● Your instructions:
Could you transcribe the material below exactly, without leaving out a single line?

=== Record extracts ===

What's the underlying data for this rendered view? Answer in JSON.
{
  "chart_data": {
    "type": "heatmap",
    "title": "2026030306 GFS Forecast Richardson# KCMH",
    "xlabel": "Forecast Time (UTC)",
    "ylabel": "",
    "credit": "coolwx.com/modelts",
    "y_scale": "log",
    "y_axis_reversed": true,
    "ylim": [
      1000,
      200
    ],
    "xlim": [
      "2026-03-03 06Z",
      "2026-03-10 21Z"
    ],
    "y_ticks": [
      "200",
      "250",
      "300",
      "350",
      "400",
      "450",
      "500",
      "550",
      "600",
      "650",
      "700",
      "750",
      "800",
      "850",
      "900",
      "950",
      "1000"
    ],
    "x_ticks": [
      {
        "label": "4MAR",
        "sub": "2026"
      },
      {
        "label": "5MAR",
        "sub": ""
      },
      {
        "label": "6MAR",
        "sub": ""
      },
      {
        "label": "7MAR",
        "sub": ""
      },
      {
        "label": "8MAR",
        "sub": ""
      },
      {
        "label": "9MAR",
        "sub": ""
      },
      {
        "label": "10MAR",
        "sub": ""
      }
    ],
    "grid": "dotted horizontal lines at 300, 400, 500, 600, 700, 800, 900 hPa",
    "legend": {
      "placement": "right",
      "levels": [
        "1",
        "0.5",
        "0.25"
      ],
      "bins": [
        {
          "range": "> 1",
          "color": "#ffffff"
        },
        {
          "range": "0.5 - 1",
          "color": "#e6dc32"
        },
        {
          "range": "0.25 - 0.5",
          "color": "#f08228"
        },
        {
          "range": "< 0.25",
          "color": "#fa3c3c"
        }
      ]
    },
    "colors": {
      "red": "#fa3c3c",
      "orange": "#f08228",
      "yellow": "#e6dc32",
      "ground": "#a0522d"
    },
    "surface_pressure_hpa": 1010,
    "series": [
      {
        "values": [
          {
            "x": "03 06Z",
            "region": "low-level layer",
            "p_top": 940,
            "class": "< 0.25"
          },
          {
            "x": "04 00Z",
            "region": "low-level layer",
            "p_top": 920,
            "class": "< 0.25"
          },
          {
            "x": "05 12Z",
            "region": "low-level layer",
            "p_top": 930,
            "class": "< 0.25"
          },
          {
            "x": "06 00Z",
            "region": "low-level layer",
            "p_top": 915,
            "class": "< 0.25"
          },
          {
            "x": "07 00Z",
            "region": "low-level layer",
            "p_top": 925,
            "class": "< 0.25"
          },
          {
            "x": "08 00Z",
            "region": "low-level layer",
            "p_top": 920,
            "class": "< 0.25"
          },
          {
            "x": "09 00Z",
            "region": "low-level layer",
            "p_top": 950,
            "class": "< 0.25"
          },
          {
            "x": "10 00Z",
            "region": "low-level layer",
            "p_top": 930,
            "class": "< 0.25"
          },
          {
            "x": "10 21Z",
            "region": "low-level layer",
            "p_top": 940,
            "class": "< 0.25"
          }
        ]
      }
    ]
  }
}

===

● Exercise answer:
What's the underlying data for this rendered view? Answer in JSON.
{
  "chart_data": {
    "type": "heatmap",
    "title": "2026030306 GFS Forecast Richardson# KCMH",
    "xlabel": "Forecast Time (UTC)",
    "ylabel": "",
    "credit": "coolwx.com/modelts",
    "y_scale": "log",
    "y_axis_reversed": true,
    "ylim": [
      1000,
      200
    ],
    "xlim": [
      "2026-03-03 06Z",
      "2026-03-10 21Z"
    ],
    "y_ticks": [
      "200",
      "250",
      "300",
      "350",
      "400",
      "450",
      "500",
      "550",
      "600",
      "650",
      "700",
      "750",
      "800",
      "850",
      "900",
      "950",
      "1000"
    ],
    "x_ticks": [
      {
        "label": "4MAR",
        "sub": "2026"
      },
      {
        "label": "5MAR",
        "sub": ""
      },
      {
        "label": "6MAR",
        "sub": ""
      },
      {
        "label": "7MAR",
        "sub": ""
      },
      {
        "label": "8MAR",
        "sub": ""
      },
      {
        "label": "9MAR",
        "sub": ""
      },
      {
        "label": "10MAR",
        "sub": ""
      }
    ],
    "grid": "dotted horizontal lines at 300, 400, 500, 600, 700, 800, 900 hPa",
    "legend": {
      "placement": "right",
      "levels": [
        "1",
        "0.5",
        "0.25"
      ],
      "bins": [
        {
          "range": "> 1",
          "color": "#ffffff"
        },
        {
          "range": "0.5 - 1",
          "color": "#e6dc32"
        },
        {
          "range": "0.25 - 0.5",
          "color": "#f08228"
        },
        {
          "range": "< 0.25",
          "color": "#fa3c3c"
        }
      ]
    },
    "colors": {
      "red": "#fa3c3c",
      "orange": "#f08228",
      "yellow": "#e6dc32",
      "ground": "#a0522d"
    },
    "surface_pressure_hpa": 1010,
    "series": [
      {
        "values": [
          {
            "x": "03 06Z",
            "region": "low-level layer",
            "p_top": 940,
            "class": "< 0.25"
          },
          {
            "x": "04 00Z",
            "region": "low-level layer",
            "p_top": 920,
            "class": "< 0.25"
          },
          {
            "x": "05 12Z",
            "region": "low-level layer",
            "p_top": 930,
            "class": "< 0.25"
          },
          {
            "x": "06 00Z",
            "region": "low-level layer",
            "p_top": 915,
            "class": "< 0.25"
          },
          {
            "x": "07 00Z",
            "region": "low-level layer",
            "p_top": 925,
            "class": "< 0.25"
          },
          {
            "x": "08 00Z",
            "region": "low-level layer",
            "p_top": 920,
            "class": "< 0.25"
          },
          {
            "x": "09 00Z",
            "region": "low-level layer",
            "p_top": 950,
            "class": "< 0.25"
          },
          {
            "x": "10 00Z",
            "region": "low-level layer",
            "p_top": 930,
            "class": "< 0.25"
          },
          {
            "x": "10 21Z",
            "region": "low-level layer",
            "p_top": 940,
            "class": "< 0.25"
          }
        ]
      }
    ]
  }
}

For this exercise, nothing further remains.